WHAT THE TASK ASKS: Recast every line of the records below as a Markdown table with two columns, No. and Text, numbering the rows in order and skipping any blank lines. Leave the pictures out of the table.
* begin ENTRIES *
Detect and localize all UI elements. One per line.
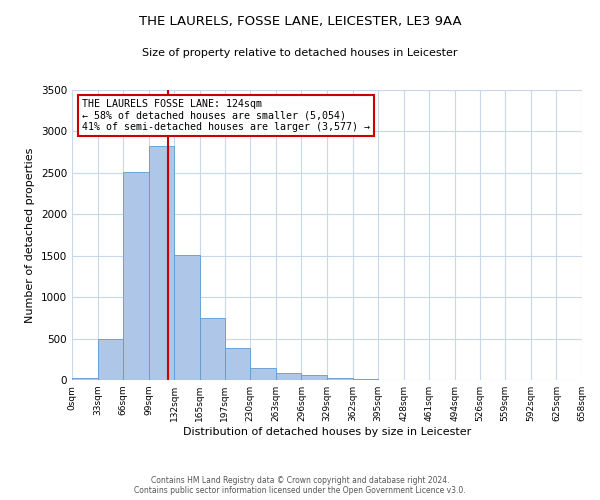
Bar [250,368,276,380]
Text: THE LAURELS, FOSSE LANE, LEICESTER, LE3 9AA: THE LAURELS, FOSSE LANE, LEICESTER, LE3 … [139,15,461,28]
Bar [327,378,353,380]
Text: Size of property relative to detached houses in Leicester: Size of property relative to detached ho… [142,48,458,58]
Bar [353,379,378,380]
Bar [72,378,98,380]
Bar [175,255,200,380]
X-axis label: Distribution of detached houses by size in Leicester: Distribution of detached houses by size … [183,427,471,437]
Bar [123,172,149,380]
Text: THE LAURELS FOSSE LANE: 124sqm
← 58% of detached houses are smaller (5,054)
41% : THE LAURELS FOSSE LANE: 124sqm ← 58% of … [82,98,370,132]
Bar [200,318,224,380]
Bar [276,372,301,380]
Bar [98,340,123,380]
Text: Contains HM Land Registry data © Crown copyright and database right 2024.
Contai: Contains HM Land Registry data © Crown c… [134,476,466,495]
Bar [301,376,327,380]
Bar [224,348,250,380]
Bar [149,146,175,380]
Y-axis label: Number of detached properties: Number of detached properties [25,148,35,322]
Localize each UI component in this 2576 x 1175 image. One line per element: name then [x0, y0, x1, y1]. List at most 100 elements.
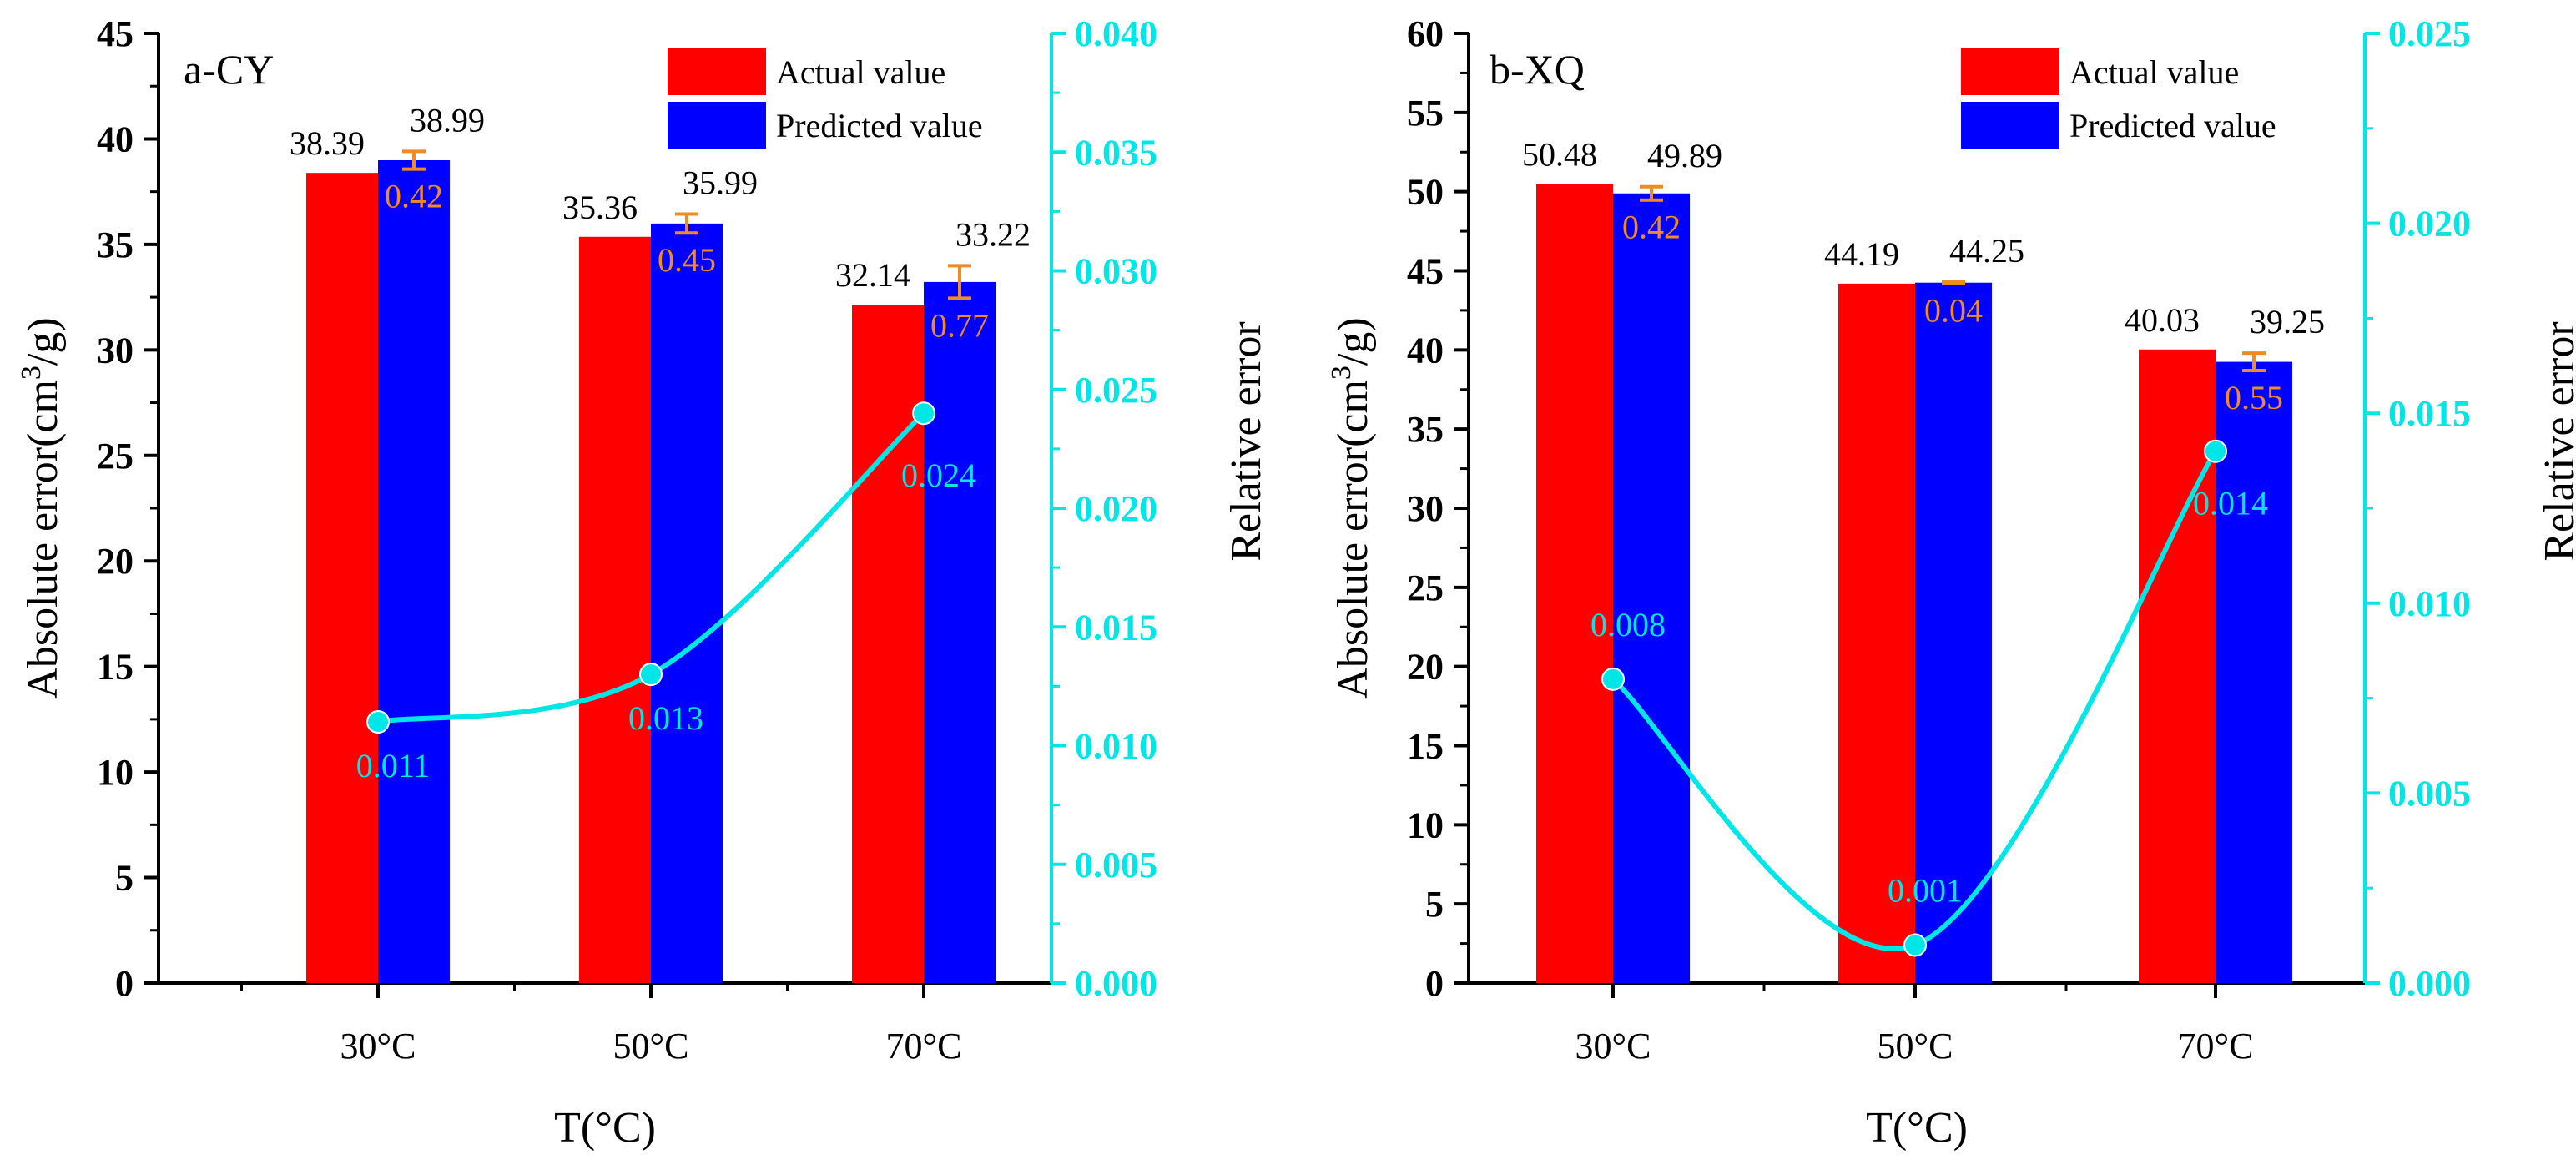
bar-predicted	[651, 223, 723, 983]
relative-error-point	[1903, 933, 1927, 957]
bar-actual	[2139, 349, 2216, 983]
y-right-axis-title: Relative error	[2536, 321, 2576, 561]
x-tick-label: 70°C	[886, 1026, 962, 1067]
y-tick-label: 40	[1407, 330, 1444, 371]
relative-error-label: 0.011	[356, 747, 431, 784]
y-right-tick-label: 0.005	[1075, 845, 1157, 885]
y-right-tick-label: 0.030	[1075, 251, 1157, 292]
y-tick-label: 10	[1407, 804, 1444, 845]
y-tick-label: 5	[115, 858, 134, 899]
legend-swatch-predicted	[668, 102, 766, 149]
bar-label-actual: 50.48	[1522, 136, 1597, 174]
y-right-tick-label: 0.025	[2388, 13, 2471, 54]
chart-panel-a: 0 5 10 15 20 25 30 35 40 45 0.000 0.005 0.010 0.015 0.…	[16, 13, 1270, 1152]
y-tick-label: 60	[1407, 13, 1444, 54]
error-label: 0.55	[2225, 379, 2283, 416]
x-axis-title: T(°C)	[554, 1104, 656, 1152]
error-bar	[402, 149, 426, 171]
bar-predicted	[1613, 193, 1690, 984]
y-tick-label: 25	[1407, 567, 1444, 608]
y-axis-title-sup: 3	[1326, 366, 1357, 380]
bar-label-predicted: 44.25	[1949, 232, 2024, 270]
y-tick-label: 55	[1407, 93, 1444, 134]
y-tick-label: 35	[1407, 409, 1444, 450]
bar-predicted	[2216, 361, 2292, 983]
bar-label-actual: 38.39	[290, 124, 365, 162]
y-tick-label: 30	[97, 330, 134, 371]
relative-error-label: 0.008	[1590, 606, 1666, 643]
relative-error-label: 0.014	[2193, 485, 2268, 522]
y-tick-label: 0	[1425, 963, 1444, 1004]
relative-error-label: 0.013	[628, 699, 703, 737]
y-tick-label: 40	[97, 119, 134, 159]
y-tick-label: 20	[1407, 647, 1444, 688]
y-right-axis-title: Relative error	[1222, 321, 1270, 561]
bar-label-predicted: 38.99	[410, 101, 485, 139]
bar-label-actual: 32.14	[835, 256, 910, 294]
y-right-tick-label: 0.010	[2388, 583, 2471, 624]
y-tick-label: 15	[97, 647, 134, 688]
legend-swatch-actual	[1961, 48, 2059, 95]
y-tick-label: 10	[97, 752, 134, 793]
error-bar	[2242, 351, 2266, 372]
y-axis-title: Absolute error(cm3/g)	[1326, 317, 1377, 698]
y-tick-label: 35	[97, 224, 134, 265]
y-axis-title-main: Absolute error(cm	[1329, 380, 1377, 699]
y-axis-title-unit: /g)	[19, 317, 67, 366]
chart-panel-b: 0 5 10 15 20 25 30 35 40 45 50 55 60 0.000 0.005 0.010 0…	[1326, 13, 2576, 1152]
y-right-tick-label: 0.010	[1075, 726, 1157, 767]
error-label: 0.45	[658, 241, 716, 279]
legend: Actual value Predicted value	[668, 48, 983, 149]
y-tick-label: 45	[97, 13, 134, 54]
bar-actual	[1536, 184, 1613, 983]
y-tick-label: 45	[1407, 251, 1444, 292]
y-tick-label: 25	[97, 436, 134, 477]
x-tick-label: 50°C	[613, 1026, 689, 1067]
legend-swatch-predicted	[1961, 102, 2059, 149]
legend-label-actual: Actual value	[2069, 53, 2239, 91]
y-right-tick-label: 0.015	[2388, 393, 2471, 434]
error-bar	[1942, 280, 1965, 285]
bar-label-actual: 40.03	[2125, 301, 2200, 339]
relative-error-label: 0.001	[1888, 871, 1963, 909]
y-tick-label: 30	[1407, 488, 1444, 529]
bar-actual	[306, 173, 378, 984]
legend-label-predicted: Predicted value	[2069, 107, 2276, 144]
y-right-tick-label: 0.035	[1075, 132, 1157, 173]
y-right-tick-label: 0.020	[2388, 204, 2471, 245]
y-right-tick-label: 0.005	[2388, 773, 2471, 814]
bar-label-predicted: 49.89	[1647, 137, 1722, 174]
bar-label-predicted: 39.25	[2250, 303, 2325, 340]
bar-predicted	[924, 281, 996, 984]
y-right-tick-label: 0.000	[1075, 963, 1157, 1004]
x-tick-label: 70°C	[2178, 1026, 2254, 1067]
legend-label-predicted: Predicted value	[776, 107, 983, 144]
y-tick-label: 15	[1407, 726, 1444, 767]
relative-error-point	[2204, 439, 2227, 463]
legend-swatch-actual	[668, 48, 766, 95]
bar-label-predicted: 35.99	[683, 164, 758, 201]
relative-error-label: 0.024	[901, 456, 976, 494]
y-right-tick-label: 0.015	[1075, 607, 1157, 648]
bar-actual	[1838, 283, 1915, 983]
legend-label-actual: Actual value	[776, 53, 945, 91]
bar-actual	[579, 236, 651, 983]
relative-error-point	[912, 401, 935, 426]
bar-label-actual: 44.19	[1824, 235, 1899, 273]
x-tick-label: 30°C	[340, 1026, 416, 1067]
y-right-tick-label: 0.040	[1075, 13, 1157, 54]
y-axis-title-main: Absolute error(cm	[19, 380, 67, 699]
y-right-tick-label: 0.000	[2388, 963, 2471, 1004]
y-right-tick-label: 0.020	[1075, 488, 1157, 529]
error-label: 0.42	[1622, 209, 1681, 246]
legend: Actual value Predicted value	[1961, 48, 2276, 149]
y-tick-label: 20	[97, 541, 134, 582]
x-axis-title: T(°C)	[1866, 1104, 1968, 1152]
y-right-tick-label: 0.025	[1075, 370, 1157, 411]
x-tick-label: 50°C	[1878, 1026, 1953, 1067]
error-label: 0.77	[930, 306, 989, 344]
relative-error-point	[366, 710, 390, 734]
bar-predicted	[378, 159, 450, 984]
error-bar	[1640, 184, 1663, 202]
* end ENTRIES *
CORRECT RESULT:
| No. | Text |
|---|---|
| 1 | Detect and localize all UI elements. One per line. |
| 2 | Bar [250,368,276,380] |
| 3 | Text: THE LAURELS, FOSSE LANE, LEICESTER, LE3 9AA: THE LAURELS, FOSSE LANE, LEICESTER, LE3 … [139,15,461,28] |
| 4 | Bar [327,378,353,380] |
| 5 | Text: Size of property relative to detached houses in Leicester: Size of property relative to detached ho… [142,48,458,58] |
| 6 | Bar [353,379,378,380] |
| 7 | Bar [72,378,98,380] |
| 8 | Bar [175,255,200,380] |
| 9 | X-axis label: Distribution of detached houses by size in Leicester: Distribution of detached houses by size … [183,427,471,437] |
| 10 | Bar [123,172,149,380] |
| 11 | Text: THE LAURELS FOSSE LANE: 124sqm |
| 12 | ← 58% of detached houses are smaller (5,054) |
| 13 | 41% : THE LAURELS FOSSE LANE: 124sqm ← 58% of … [82,98,370,132] |
| 14 | Bar [200,318,224,380] |
| 15 | Bar [276,372,301,380] |
| 16 | Bar [98,340,123,380] |
| 17 | Text: Contains HM Land Registry data © Crown copyright and database right 2024. |
| 18 | Contai: Contains HM Land Registry data © Crown c… [134,476,466,495] |
| 19 | Bar [301,376,327,380] |
| 20 | Bar [224,348,250,380] |
| 21 | Bar [149,146,175,380] |
| 22 | Y-axis label: Number of detached properties: Number of detached properties [25,148,35,322] |
| 23 | Localize each UI component in this 2576 x 1175 image. One line per element: name then [x0, y0, x1, y1]. List at most 100 elements. |
| 24 | bar-predicted	[651, 223, 723, 983] |
| 25 | relative-error-point	[1903, 933, 1927, 957] |
| 26 | bar-actual	[2139, 349, 2216, 983] |
| 27 | y-right-axis-title: Relative error	[2536, 321, 2576, 561] |
| 28 | x-tick-label: 70°C	[886, 1026, 962, 1067] |
| 29 | y-tick-label: 40	[1407, 330, 1444, 371] |
| 30 | relative-error-label: 0.011	[356, 747, 431, 784] |
| 31 | y-right-tick-label: 0.005	[1075, 845, 1157, 885] |
| 32 | y-right-tick-label: 0.030	[1075, 251, 1157, 292] |
| 33 | y-tick-label: 10	[1407, 804, 1444, 845] |
| 34 | y-tick-label: 5	[115, 858, 134, 899] |
| 35 | legend-swatch-predicted	[668, 102, 766, 149] |
| 36 | bar-label-actual: 50.48	[1522, 136, 1597, 174] |
| 37 | y-right-tick-label: 0.025	[2388, 13, 2471, 54] |
| 38 | chart-panel-a: 0 5 10 15 20 25 30 35 40 45 0.000 0.005 0.010 0.015 0.…	[16, 13, 1270, 1152] |
| 39 | y-tick-label: 60	[1407, 13, 1444, 54] |
| 40 | error-label: 0.55	[2225, 379, 2283, 416] |
| 41 | x-axis-title: T(°C)	[554, 1104, 656, 1152] |
| 42 | error-bar	[402, 149, 426, 171] |
| 43 | bar-predicted	[1613, 193, 1690, 984] |
| 44 | y-tick-label: 25	[1407, 567, 1444, 608] |
| 45 | y-axis-title-sup: 3	[1326, 366, 1357, 380] |
| 46 | bar-label-predicted: 44.25	[1949, 232, 2024, 270] |
| 47 | y-tick-label: 55	[1407, 93, 1444, 134] |
| 48 | y-tick-label: 35	[1407, 409, 1444, 450] |
| 49 | bar-predicted	[2216, 361, 2292, 983] |
| 50 | bar-label-actual: 38.39	[290, 124, 365, 162] |
| 51 | y-tick-label: 30	[97, 330, 134, 371] |
| 52 | relative-error-label: 0.008	[1590, 606, 1666, 643] |
| 53 | relative-error-label: 0.014	[2193, 485, 2268, 522] |
| 54 | y-tick-label: 0	[1425, 963, 1444, 1004] |
| 55 | relative-error-label: 0.013	[628, 699, 703, 737] |
| 56 | y-tick-label: 40	[97, 119, 134, 159] |
| 57 | y-tick-label: 20	[1407, 647, 1444, 688] |
| 58 | y-right-axis-title: Relative error	[1222, 321, 1270, 561] |
| 59 | bar-label-predicted: 38.99	[410, 101, 485, 139] |
| 60 | bar-label-actual: 32.14	[835, 256, 910, 294] |
| 61 | y-right-tick-label: 0.010	[2388, 583, 2471, 624] |
| 62 | y-tick-label: 15	[97, 647, 134, 688] |
| 63 | legend-swatch-actual	[1961, 48, 2059, 95] |
| 64 | y-tick-label: 10	[97, 752, 134, 793] |
| 65 | error-bar	[2242, 351, 2266, 372] |
| 66 | y-axis-title: Absolute error(cm3/g)	[1326, 317, 1377, 698] |
| 67 | y-tick-label: 35	[97, 224, 134, 265] |
| 68 | y-axis-title-main: Absolute error(cm	[1329, 380, 1377, 699] |
| 69 | y-axis-title-unit: /g)	[19, 317, 67, 366] |
| 70 | chart-panel-b: 0 5 10 15 20 25 30 35 40 45 50 55 60 0.000 0.005 0.010 0…	[1326, 13, 2576, 1152] |
| 71 | y-right-tick-label: 0.010	[1075, 726, 1157, 767] |
| 72 | error-label: 0.45	[658, 241, 716, 279] |
| 73 | legend: Actual value Predicted value	[668, 48, 983, 149] |
| 74 | y-tick-label: 45	[97, 13, 134, 54] |
| 75 | bar-actual	[1536, 184, 1613, 983] |
| 76 | y-tick-label: 45	[1407, 251, 1444, 292] |
| 77 | y-tick-label: 25	[97, 436, 134, 477] |
| 78 | x-tick-label: 50°C	[613, 1026, 689, 1067] |
| 79 | legend-swatch-predicted	[1961, 102, 2059, 149] |
| 80 | legend-label-actual: Actual value	[2069, 53, 2239, 91] |
| 81 | y-right-tick-label: 0.015	[2388, 393, 2471, 434] |
| 82 | error-bar	[1942, 280, 1965, 285] |
| 83 | bar-label-actual: 40.03	[2125, 301, 2200, 339] |
| 84 | relative-error-label: 0.001	[1888, 871, 1963, 909] |
| 85 | y-tick-label: 30	[1407, 488, 1444, 529] |
| 86 | bar-actual	[306, 173, 378, 984] |
| 87 | legend-label-predicted: Predicted value	[2069, 107, 2276, 144] |
| 88 | y-right-tick-label: 0.035	[1075, 132, 1157, 173] |
| 89 | y-right-tick-label: 0.020	[2388, 204, 2471, 245] |
| 90 | y-right-tick-label: 0.005	[2388, 773, 2471, 814] |
| 91 | bar-label-predicted: 49.89	[1647, 137, 1722, 174] |
| 92 | bar-label-predicted: 39.25	[2250, 303, 2325, 340] |
| 93 | bar-predicted	[924, 281, 996, 984] |
| 94 | y-right-tick-label: 0.000	[1075, 963, 1157, 1004] |
| 95 | x-tick-label: 70°C	[2178, 1026, 2254, 1067] |
| 96 | legend-label-predicted: Predicted value	[776, 107, 983, 144] |
| 97 | y-tick-label: 15	[1407, 726, 1444, 767] |
| 98 | relative-error-point	[2204, 439, 2227, 463] |
| 99 | legend-swatch-actual	[668, 48, 766, 95] |
| 100 | bar-label-predicted: 35.99	[683, 164, 758, 201] |
| 101 | relative-error-label: 0.024	[901, 456, 976, 494] |
| 102 | y-right-tick-label: 0.015	[1075, 607, 1157, 648] |
| 103 | bar-actual	[1838, 283, 1915, 983] |
| 104 | legend-label-actual: Actual value	[776, 53, 945, 91] |
| 105 | bar-actual	[579, 236, 651, 983] |
| 106 | relative-error-point	[912, 401, 935, 426] |
| 107 | bar-label-actual: 44.19	[1824, 235, 1899, 273] |
| 108 | x-tick-label: 30°C	[340, 1026, 416, 1067] |
| 109 | y-right-tick-label: 0.040	[1075, 13, 1157, 54] |
| 110 | y-axis-title-main: Absolute error(cm	[19, 380, 67, 699] |
| 111 | y-right-tick-label: 0.000	[2388, 963, 2471, 1004] |
| 112 | y-right-tick-label: 0.020	[1075, 488, 1157, 529] |
| 113 | error-label: 0.42	[1622, 209, 1681, 246] |
| 114 | legend: Actual value Predicted value	[1961, 48, 2276, 149] |
| 115 | y-tick-label: 20	[97, 541, 134, 582] |
| 116 | x-axis-title: T(°C)	[1866, 1104, 1968, 1152] |
| 117 | y-right-tick-label: 0.025	[1075, 370, 1157, 411] |
| 118 | x-tick-label: 50°C	[1878, 1026, 1953, 1067] |
| 119 | error-label: 0.77	[930, 306, 989, 344] |
| 120 | relative-error-point	[366, 710, 390, 734] |
| 121 | bar-predicted	[378, 159, 450, 984] |
| 122 | error-bar	[1640, 184, 1663, 202] |